Collected data

:::

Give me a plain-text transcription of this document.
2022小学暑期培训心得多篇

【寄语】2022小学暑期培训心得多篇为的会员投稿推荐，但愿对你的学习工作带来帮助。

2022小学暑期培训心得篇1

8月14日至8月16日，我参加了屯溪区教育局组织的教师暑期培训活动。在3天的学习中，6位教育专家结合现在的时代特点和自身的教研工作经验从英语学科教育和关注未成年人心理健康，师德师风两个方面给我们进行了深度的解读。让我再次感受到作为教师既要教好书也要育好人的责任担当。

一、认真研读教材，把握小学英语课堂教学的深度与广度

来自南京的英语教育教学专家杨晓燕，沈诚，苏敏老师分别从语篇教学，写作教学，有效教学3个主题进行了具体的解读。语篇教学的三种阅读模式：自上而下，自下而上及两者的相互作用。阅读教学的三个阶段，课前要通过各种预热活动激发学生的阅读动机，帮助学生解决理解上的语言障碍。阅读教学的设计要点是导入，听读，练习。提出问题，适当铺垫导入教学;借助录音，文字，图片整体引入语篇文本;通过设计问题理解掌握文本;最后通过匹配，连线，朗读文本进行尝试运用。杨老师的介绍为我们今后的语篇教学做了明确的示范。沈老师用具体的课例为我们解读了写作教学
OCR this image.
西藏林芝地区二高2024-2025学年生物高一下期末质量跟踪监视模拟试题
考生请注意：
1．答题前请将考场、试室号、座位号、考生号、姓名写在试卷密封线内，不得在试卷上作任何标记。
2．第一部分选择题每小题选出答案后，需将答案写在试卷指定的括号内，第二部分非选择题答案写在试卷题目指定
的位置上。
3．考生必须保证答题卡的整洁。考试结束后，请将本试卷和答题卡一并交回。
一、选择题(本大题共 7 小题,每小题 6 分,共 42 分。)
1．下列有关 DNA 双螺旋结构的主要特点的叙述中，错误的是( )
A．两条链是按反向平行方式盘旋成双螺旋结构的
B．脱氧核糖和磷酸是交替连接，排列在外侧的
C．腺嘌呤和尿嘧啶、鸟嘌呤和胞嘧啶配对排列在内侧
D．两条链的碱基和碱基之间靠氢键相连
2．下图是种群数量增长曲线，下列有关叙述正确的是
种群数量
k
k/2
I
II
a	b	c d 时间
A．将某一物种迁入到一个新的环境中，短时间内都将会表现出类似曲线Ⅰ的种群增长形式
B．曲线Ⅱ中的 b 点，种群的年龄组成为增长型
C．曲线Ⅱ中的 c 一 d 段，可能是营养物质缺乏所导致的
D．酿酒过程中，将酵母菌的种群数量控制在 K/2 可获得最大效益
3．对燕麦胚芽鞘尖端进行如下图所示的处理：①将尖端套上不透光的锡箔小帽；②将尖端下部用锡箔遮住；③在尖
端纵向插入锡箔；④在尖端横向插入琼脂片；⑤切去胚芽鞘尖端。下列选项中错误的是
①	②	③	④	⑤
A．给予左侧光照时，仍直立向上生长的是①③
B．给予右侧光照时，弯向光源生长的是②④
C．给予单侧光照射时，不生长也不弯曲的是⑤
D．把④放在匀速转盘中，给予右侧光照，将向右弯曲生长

:::

Quote each line of the data above exactly as written.

**TASK ANSWER:**
Give me a plain-text transcription of this document.
2022小学暑期培训心得多篇

【寄语】2022小学暑期培训心得多篇为的会员投稿推荐，但愿对你的学习工作带来帮助。

2022小学暑期培训心得篇1

8月14日至8月16日，我参加了屯溪区教育局组织的教师暑期培训活动。在3天的学习中，6位教育专家结合现在的时代特点和自身的教研工作经验从英语学科教育和关注未成年人心理健康，师德师风两个方面给我们进行了深度的解读。让我再次感受到作为教师既要教好书也要育好人的责任担当。

一、认真研读教材，把握小学英语课堂教学的深度与广度

来自南京的英语教育教学专家杨晓燕，沈诚，苏敏老师分别从语篇教学，写作教学，有效教学3个主题进行了具体的解读。语篇教学的三种阅读模式：自上而下，自下而上及两者的相互作用。阅读教学的三个阶段，课前要通过各种预热活动激发学生的阅读动机，帮助学生解决理解上的语言障碍。阅读教学的设计要点是导入，听读，练习。提出问题，适当铺垫导入教学;借助录音，文字，图片整体引入语篇文本;通过设计问题理解掌握文本;最后通过匹配，连线，朗读文本进行尝试运用。杨老师的介绍为我们今后的语篇教学做了明确的示范。沈老师用具体的课例为我们解读了写作教学
OCR this image.
西藏林芝地区二高2024-2025学年生物高一下期末质量跟踪监视模拟试题
考生请注意：
1．答题前请将考场、试室号、座位号、考生号、姓名写在试卷密封线内，不得在试卷上作任何标记。
2．第一部分选择题每小题选出答案后，需将答案写在试卷指定的括号内，第二部分非选择题答案写在试卷题目指定
的位置上。
3．考生必须保证答题卡的整洁。考试结束后，请将本试卷和答题卡一并交回。
一、选择题(本大题共 7 小题,每小题 6 分,共 42 分。)
1．下列有关 DNA 双螺旋结构的主要特点的叙述中，错误的是( )
A．两条链是按反向平行方式盘旋成双螺旋结构的
B．脱氧核糖和磷酸是交替连接，排列在外侧的
C．腺嘌呤和尿嘧啶、鸟嘌呤和胞嘧啶配对排列在内侧
D．两条链的碱基和碱基之间靠氢键相连
2．下图是种群数量增长曲线，下列有关叙述正确的是
种群数量
k
k/2
I
II
a	b	c d 时间
A．将某一物种迁入到一个新的环境中，短时间内都将会表现出类似曲线Ⅰ的种群增长形式
B．曲线Ⅱ中的 b 点，种群的年龄组成为增长型
C．曲线Ⅱ中的 c 一 d 段，可能是营养物质缺乏所导致的
D．酿酒过程中，将酵母菌的种群数量控制在 K/2 可获得最大效益
3．对燕麦胚芽鞘尖端进行如下图所示的处理：①将尖端套上不透光的锡箔小帽；②将尖端下部用锡箔遮住；③在尖
端纵向插入锡箔；④在尖端横向插入琼脂片；⑤切去胚芽鞘尖端。下列选项中错误的是
①	②	③	④	⑤
A．给予左侧光照时，仍直立向上生长的是①③
B．给予右侧光照时，弯向光源生长的是②④
C．给予单侧光照射时，不生长也不弯曲的是⑤
D．把④放在匀速转盘中，给予右侧光照，将向右弯曲生长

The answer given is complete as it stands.